> SOURCE RECORDS:
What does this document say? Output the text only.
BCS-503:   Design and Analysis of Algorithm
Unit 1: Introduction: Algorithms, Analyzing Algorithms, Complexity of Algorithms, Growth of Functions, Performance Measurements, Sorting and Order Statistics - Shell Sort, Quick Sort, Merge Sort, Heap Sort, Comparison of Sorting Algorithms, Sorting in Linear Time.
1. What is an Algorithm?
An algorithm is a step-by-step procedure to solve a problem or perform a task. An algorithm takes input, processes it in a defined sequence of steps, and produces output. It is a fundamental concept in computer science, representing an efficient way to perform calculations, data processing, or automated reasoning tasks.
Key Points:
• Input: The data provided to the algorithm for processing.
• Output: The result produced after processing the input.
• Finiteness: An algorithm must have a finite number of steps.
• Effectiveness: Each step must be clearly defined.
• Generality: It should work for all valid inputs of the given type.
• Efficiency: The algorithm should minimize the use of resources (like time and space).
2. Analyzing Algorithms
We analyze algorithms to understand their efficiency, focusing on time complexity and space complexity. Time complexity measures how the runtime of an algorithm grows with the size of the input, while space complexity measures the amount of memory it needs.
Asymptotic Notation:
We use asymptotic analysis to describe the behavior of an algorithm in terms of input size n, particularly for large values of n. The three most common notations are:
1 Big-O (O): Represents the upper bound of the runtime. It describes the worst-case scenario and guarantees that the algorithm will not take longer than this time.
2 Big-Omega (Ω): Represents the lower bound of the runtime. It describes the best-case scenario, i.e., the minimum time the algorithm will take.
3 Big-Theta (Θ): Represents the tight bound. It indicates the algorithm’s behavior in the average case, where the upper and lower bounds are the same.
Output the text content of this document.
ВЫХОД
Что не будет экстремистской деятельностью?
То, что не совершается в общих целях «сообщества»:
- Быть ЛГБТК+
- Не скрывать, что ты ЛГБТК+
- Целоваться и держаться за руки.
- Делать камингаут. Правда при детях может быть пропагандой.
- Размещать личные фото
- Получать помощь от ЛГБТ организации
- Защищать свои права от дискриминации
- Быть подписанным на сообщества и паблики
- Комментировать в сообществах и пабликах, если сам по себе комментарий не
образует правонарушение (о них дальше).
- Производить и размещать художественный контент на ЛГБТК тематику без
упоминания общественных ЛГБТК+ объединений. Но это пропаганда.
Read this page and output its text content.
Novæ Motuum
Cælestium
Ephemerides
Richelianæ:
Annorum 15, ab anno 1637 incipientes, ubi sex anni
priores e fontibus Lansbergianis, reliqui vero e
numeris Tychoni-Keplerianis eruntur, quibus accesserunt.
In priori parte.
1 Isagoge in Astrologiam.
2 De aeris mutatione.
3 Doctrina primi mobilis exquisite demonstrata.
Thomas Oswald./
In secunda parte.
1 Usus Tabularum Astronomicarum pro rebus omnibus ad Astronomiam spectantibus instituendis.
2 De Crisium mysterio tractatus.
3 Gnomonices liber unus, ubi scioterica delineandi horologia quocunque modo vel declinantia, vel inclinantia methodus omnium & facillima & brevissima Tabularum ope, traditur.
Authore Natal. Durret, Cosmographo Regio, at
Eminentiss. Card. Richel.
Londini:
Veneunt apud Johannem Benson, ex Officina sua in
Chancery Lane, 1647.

> THE TASK: Write out every line of the preceding listing that contains "will".

> OUTPUT OF THE TASK:
1 Big-O (O): Represents the upper bound of the runtime. It describes the worst-case scenario and guarantees that the algorithm will not take longer than this time.
2 Big-Omega (Ω): Represents the lower bound of the runtime. It describes the best-case scenario, i.e., the minimum time the algorithm will take.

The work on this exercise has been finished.